*Work to complete*. Tally each line where the word "into" occurs, then give only the total.

------------------------------------------------

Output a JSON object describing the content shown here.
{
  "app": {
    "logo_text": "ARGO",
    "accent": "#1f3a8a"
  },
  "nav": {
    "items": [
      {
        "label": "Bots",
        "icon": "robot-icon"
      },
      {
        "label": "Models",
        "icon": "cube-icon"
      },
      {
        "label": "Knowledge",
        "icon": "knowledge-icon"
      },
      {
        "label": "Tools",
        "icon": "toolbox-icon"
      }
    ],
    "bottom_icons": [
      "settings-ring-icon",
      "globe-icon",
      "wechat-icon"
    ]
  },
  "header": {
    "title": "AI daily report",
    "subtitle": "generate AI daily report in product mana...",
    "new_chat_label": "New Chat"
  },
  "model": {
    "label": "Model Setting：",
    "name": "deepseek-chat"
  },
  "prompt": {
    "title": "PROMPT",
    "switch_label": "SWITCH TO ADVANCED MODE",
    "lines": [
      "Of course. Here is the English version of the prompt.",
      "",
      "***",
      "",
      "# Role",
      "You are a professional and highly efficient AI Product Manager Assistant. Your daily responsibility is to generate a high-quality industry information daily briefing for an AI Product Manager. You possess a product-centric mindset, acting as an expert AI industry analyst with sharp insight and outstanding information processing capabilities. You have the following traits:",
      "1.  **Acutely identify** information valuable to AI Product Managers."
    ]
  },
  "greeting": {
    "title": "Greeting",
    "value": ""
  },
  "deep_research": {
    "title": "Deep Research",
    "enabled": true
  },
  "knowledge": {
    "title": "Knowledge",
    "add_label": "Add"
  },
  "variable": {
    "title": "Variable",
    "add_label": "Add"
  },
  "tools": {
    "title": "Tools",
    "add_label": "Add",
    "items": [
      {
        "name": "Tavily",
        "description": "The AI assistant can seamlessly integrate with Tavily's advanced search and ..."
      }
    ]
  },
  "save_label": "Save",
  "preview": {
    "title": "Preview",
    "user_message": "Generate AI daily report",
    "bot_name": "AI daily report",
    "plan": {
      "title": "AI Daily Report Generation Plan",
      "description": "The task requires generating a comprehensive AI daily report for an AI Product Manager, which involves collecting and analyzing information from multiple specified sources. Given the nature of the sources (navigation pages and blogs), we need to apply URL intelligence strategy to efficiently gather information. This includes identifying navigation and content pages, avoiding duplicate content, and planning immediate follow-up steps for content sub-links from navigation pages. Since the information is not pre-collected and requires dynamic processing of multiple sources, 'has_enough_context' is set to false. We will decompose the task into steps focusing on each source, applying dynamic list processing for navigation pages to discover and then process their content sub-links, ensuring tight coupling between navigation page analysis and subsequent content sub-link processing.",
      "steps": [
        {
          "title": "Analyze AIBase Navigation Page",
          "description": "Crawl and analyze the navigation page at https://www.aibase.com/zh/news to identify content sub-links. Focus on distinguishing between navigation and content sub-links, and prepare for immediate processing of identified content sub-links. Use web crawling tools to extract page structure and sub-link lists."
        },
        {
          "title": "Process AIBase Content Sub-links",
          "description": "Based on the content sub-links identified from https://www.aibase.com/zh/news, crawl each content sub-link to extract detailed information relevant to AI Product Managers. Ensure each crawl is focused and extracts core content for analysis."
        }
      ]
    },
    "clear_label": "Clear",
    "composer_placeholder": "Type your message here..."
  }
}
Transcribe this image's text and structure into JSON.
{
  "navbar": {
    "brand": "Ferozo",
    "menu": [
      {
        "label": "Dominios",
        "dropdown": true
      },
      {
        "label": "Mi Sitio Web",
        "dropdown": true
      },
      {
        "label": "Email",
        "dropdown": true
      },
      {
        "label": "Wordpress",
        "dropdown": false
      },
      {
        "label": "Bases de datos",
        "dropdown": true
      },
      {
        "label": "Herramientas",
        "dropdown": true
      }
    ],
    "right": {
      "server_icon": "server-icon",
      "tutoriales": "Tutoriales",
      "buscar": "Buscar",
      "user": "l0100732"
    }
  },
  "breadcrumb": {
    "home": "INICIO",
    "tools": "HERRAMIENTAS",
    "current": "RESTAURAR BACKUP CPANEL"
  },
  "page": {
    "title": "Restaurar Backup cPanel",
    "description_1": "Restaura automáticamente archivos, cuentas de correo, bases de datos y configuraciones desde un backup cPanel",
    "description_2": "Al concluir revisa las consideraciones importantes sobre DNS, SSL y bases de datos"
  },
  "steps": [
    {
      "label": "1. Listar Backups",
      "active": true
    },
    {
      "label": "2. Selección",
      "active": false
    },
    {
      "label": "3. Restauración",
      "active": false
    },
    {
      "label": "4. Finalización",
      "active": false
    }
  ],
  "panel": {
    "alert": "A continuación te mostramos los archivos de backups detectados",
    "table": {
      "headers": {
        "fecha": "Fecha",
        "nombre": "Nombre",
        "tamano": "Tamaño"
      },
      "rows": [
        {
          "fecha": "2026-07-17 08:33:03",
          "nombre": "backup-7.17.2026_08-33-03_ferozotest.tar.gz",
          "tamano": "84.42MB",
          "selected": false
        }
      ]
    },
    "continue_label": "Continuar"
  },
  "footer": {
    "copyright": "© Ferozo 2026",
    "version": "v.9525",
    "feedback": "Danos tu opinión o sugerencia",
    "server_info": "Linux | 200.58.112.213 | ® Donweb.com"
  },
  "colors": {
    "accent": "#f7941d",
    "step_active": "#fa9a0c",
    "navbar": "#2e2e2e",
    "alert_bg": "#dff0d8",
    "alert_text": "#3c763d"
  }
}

------------------------------------------------

*Response to the task*. 2